> [Problem statement]: Copy every one of the rows below word for word, keeping each character and number unchanged.

Data lines:
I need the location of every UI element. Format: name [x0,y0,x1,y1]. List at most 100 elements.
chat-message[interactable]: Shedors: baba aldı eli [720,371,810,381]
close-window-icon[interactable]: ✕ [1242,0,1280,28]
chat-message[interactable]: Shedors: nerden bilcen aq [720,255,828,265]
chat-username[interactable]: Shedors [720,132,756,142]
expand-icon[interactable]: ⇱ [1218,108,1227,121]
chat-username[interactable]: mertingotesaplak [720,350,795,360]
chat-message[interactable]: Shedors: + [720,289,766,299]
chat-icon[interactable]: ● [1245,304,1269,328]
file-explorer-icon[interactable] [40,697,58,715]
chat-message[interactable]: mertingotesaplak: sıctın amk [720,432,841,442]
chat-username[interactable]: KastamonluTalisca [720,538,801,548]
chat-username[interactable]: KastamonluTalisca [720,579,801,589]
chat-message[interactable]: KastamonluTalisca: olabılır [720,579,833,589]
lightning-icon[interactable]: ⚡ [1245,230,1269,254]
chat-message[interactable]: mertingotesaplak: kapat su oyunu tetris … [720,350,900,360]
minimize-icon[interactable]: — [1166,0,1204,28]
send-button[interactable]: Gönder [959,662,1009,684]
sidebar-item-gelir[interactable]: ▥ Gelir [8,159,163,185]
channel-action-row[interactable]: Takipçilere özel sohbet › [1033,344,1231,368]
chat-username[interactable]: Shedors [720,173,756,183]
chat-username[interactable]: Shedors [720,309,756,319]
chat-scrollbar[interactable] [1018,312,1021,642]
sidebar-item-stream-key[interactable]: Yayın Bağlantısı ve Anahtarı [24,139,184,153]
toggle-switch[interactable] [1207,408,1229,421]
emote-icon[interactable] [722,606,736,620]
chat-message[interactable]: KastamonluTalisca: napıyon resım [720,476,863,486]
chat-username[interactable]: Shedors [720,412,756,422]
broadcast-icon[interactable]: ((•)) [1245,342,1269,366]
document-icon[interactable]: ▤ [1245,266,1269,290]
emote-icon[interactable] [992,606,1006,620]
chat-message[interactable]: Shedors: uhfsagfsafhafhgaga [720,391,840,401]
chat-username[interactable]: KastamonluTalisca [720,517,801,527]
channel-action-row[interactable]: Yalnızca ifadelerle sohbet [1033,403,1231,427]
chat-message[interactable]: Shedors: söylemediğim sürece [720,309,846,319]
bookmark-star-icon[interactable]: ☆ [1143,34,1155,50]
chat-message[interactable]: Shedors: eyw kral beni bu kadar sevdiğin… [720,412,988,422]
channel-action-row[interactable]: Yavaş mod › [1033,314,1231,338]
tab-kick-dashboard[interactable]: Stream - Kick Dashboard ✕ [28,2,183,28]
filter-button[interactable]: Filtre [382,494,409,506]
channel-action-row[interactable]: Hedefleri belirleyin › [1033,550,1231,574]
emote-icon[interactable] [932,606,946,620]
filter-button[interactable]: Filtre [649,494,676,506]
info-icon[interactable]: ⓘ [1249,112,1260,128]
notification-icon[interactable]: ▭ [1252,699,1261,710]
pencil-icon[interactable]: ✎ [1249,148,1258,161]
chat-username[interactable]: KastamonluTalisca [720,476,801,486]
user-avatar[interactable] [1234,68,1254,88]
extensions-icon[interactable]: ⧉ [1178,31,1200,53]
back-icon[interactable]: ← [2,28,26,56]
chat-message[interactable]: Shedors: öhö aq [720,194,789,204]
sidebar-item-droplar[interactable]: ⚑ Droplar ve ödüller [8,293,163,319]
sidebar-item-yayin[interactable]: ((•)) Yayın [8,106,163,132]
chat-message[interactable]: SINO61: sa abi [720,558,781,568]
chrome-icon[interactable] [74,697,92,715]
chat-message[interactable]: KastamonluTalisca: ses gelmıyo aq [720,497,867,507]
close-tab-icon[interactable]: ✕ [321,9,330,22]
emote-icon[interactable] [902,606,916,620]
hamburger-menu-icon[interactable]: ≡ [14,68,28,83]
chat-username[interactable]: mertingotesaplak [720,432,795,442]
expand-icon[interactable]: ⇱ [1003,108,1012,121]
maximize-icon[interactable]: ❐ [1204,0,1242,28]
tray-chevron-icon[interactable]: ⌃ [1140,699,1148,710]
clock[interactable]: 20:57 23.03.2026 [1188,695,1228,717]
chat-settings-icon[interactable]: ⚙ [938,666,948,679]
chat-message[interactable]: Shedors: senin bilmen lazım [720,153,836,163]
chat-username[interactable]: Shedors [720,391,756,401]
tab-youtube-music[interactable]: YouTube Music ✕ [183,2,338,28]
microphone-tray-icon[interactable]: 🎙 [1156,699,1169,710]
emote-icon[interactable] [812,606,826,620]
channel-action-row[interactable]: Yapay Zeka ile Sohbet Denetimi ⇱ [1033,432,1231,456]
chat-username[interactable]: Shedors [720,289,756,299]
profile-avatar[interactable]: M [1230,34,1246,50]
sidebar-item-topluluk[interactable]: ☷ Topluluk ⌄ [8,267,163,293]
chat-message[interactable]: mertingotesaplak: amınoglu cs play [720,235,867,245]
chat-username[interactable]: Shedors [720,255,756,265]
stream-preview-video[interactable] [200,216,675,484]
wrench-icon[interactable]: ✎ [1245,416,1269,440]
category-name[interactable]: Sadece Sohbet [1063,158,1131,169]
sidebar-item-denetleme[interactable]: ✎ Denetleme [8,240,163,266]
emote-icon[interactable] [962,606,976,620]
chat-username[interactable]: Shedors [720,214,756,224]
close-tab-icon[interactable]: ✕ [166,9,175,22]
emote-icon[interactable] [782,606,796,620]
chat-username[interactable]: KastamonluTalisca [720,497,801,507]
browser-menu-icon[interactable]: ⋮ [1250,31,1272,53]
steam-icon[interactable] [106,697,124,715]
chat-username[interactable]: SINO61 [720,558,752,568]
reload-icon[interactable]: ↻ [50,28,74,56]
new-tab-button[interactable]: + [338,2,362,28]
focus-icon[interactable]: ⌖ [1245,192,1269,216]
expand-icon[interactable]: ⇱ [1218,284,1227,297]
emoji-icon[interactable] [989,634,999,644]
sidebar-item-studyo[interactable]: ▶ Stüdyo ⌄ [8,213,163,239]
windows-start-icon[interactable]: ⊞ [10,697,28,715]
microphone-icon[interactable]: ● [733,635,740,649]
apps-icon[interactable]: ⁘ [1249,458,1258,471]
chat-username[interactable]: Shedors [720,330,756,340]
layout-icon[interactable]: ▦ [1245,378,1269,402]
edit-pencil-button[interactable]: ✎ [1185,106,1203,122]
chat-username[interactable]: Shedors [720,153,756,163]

> [Output for this exercise]:
I need the location of every UI element. Format: name [x0,y0,x1,y1]. List at most 100 elements.
chat-message[interactable]: Shedors: baba aldı eli [720,371,810,381]
close-window-icon[interactable]: ✕ [1242,0,1280,28]
chat-message[interactable]: Shedors: nerden bilcen aq [720,255,828,265]
chat-username[interactable]: Shedors [720,132,756,142]
expand-icon[interactable]: ⇱ [1218,108,1227,121]
chat-username[interactable]: mertingotesaplak [720,350,795,360]
chat-message[interactable]: Shedors: + [720,289,766,299]
chat-icon[interactable]: ● [1245,304,1269,328]
file-explorer-icon[interactable] [40,697,58,715]
chat-message[interactable]: mertingotesaplak: sıctın amk [720,432,841,442]
chat-username[interactable]: KastamonluTalisca [720,538,801,548]
chat-username[interactable]: KastamonluTalisca [720,579,801,589]
chat-message[interactable]: KastamonluTalisca: olabılır [720,579,833,589]
lightning-icon[interactable]: ⚡ [1245,230,1269,254]
chat-message[interactable]: mertingotesaplak: kapat su oyunu tetris … [720,350,900,360]
minimize-icon[interactable]: — [1166,0,1204,28]
send-button[interactable]: Gönder [959,662,1009,684]
sidebar-item-gelir[interactable]: ▥ Gelir [8,159,163,185]
channel-action-row[interactable]: Takipçilere özel sohbet › [1033,344,1231,368]
chat-username[interactable]: Shedors [720,173,756,183]
chat-username[interactable]: Shedors [720,309,756,319]
chat-scrollbar[interactable] [1018,312,1021,642]
sidebar-item-stream-key[interactable]: Yayın Bağlantısı ve Anahtarı [24,139,184,153]
toggle-switch[interactable] [1207,408,1229,421]
emote-icon[interactable] [722,606,736,620]
chat-message[interactable]: KastamonluTalisca: napıyon resım [720,476,863,486]
chat-username[interactable]: Shedors [720,412,756,422]
broadcast-icon[interactable]: ((•)) [1245,342,1269,366]
document-icon[interactable]: ▤ [1245,266,1269,290]
emote-icon[interactable] [992,606,1006,620]
chat-message[interactable]: Shedors: uhfsagfsafhafhgaga [720,391,840,401]
chat-username[interactable]: KastamonluTalisca [720,517,801,527]
channel-action-row[interactable]: Yalnızca ifadelerle sohbet [1033,403,1231,427]
chat-message[interactable]: Shedors: söylemediğim sürece [720,309,846,319]
bookmark-star-icon[interactable]: ☆ [1143,34,1155,50]
chat-message[interactable]: Shedors: eyw kral beni bu kadar sevdiğin… [720,412,988,422]
channel-action-row[interactable]: Yavaş mod › [1033,314,1231,338]
tab-kick-dashboard[interactable]: Stream - Kick Dashboard ✕ [28,2,183,28]
filter-button[interactable]: Filtre [382,494,409,506]
channel-action-row[interactable]: Hedefleri belirleyin › [1033,550,1231,574]
emote-icon[interactable] [932,606,946,620]
filter-button[interactable]: Filtre [649,494,676,506]
info-icon[interactable]: ⓘ [1249,112,1260,128]
notification-icon[interactable]: ▭ [1252,699,1261,710]
pencil-icon[interactable]: ✎ [1249,148,1258,161]
chat-username[interactable]: KastamonluTalisca [720,476,801,486]
user-avatar[interactable] [1234,68,1254,88]
extensions-icon[interactable]: ⧉ [1178,31,1200,53]
back-icon[interactable]: ← [2,28,26,56]
chat-message[interactable]: Shedors: öhö aq [720,194,789,204]
sidebar-item-droplar[interactable]: ⚑ Droplar ve ödüller [8,293,163,319]
sidebar-item-yayin[interactable]: ((•)) Yayın [8,106,163,132]
chat-message[interactable]: SINO61: sa abi [720,558,781,568]
chrome-icon[interactable] [74,697,92,715]
chat-message[interactable]: KastamonluTalisca: ses gelmıyo aq [720,497,867,507]
close-tab-icon[interactable]: ✕ [321,9,330,22]
emote-icon[interactable] [902,606,916,620]
hamburger-menu-icon[interactable]: ≡ [14,68,28,83]
chat-username[interactable]: mertingotesaplak [720,432,795,442]
expand-icon[interactable]: ⇱ [1003,108,1012,121]
maximize-icon[interactable]: ❐ [1204,0,1242,28]
tray-chevron-icon[interactable]: ⌃ [1140,699,1148,710]
clock[interactable]: 20:57 23.03.2026 [1188,695,1228,717]
chat-settings-icon[interactable]: ⚙ [938,666,948,679]
chat-message[interactable]: Shedors: senin bilmen lazım [720,153,836,163]
chat-username[interactable]: Shedors [720,391,756,401]
tab-youtube-music[interactable]: YouTube Music ✕ [183,2,338,28]
microphone-tray-icon[interactable]: 🎙 [1156,699,1169,710]
emote-icon[interactable] [812,606,826,620]
channel-action-row[interactable]: Yapay Zeka ile Sohbet Denetimi ⇱ [1033,432,1231,456]
chat-username[interactable]: Shedors [720,289,756,299]
profile-avatar[interactable]: M [1230,34,1246,50]
sidebar-item-topluluk[interactable]: ☷ Topluluk ⌄ [8,267,163,293]
chat-message[interactable]: mertingotesaplak: amınoglu cs play [720,235,867,245]
chat-username[interactable]: Shedors [720,255,756,265]
stream-preview-video[interactable] [200,216,675,484]
wrench-icon[interactable]: ✎ [1245,416,1269,440]
category-name[interactable]: Sadece Sohbet [1063,158,1131,169]
sidebar-item-denetleme[interactable]: ✎ Denetleme [8,240,163,266]
emote-icon[interactable] [962,606,976,620]
chat-username[interactable]: Shedors [720,214,756,224]
close-tab-icon[interactable]: ✕ [166,9,175,22]
emote-icon[interactable] [782,606,796,620]
chat-username[interactable]: KastamonluTalisca [720,497,801,507]
browser-menu-icon[interactable]: ⋮ [1250,31,1272,53]
steam-icon[interactable] [106,697,124,715]
chat-username[interactable]: SINO61 [720,558,752,568]
reload-icon[interactable]: ↻ [50,28,74,56]
new-tab-button[interactable]: + [338,2,362,28]
focus-icon[interactable]: ⌖ [1245,192,1269,216]
expand-icon[interactable]: ⇱ [1218,284,1227,297]
emoji-icon[interactable] [989,634,999,644]
sidebar-item-studyo[interactable]: ▶ Stüdyo ⌄ [8,213,163,239]
windows-start-icon[interactable]: ⊞ [10,697,28,715]
microphone-icon[interactable]: ● [733,635,740,649]
apps-icon[interactable]: ⁘ [1249,458,1258,471]
chat-username[interactable]: Shedors [720,330,756,340]
layout-icon[interactable]: ▦ [1245,378,1269,402]
edit-pencil-button[interactable]: ✎ [1185,106,1203,122]
chat-username[interactable]: Shedors [720,153,756,163]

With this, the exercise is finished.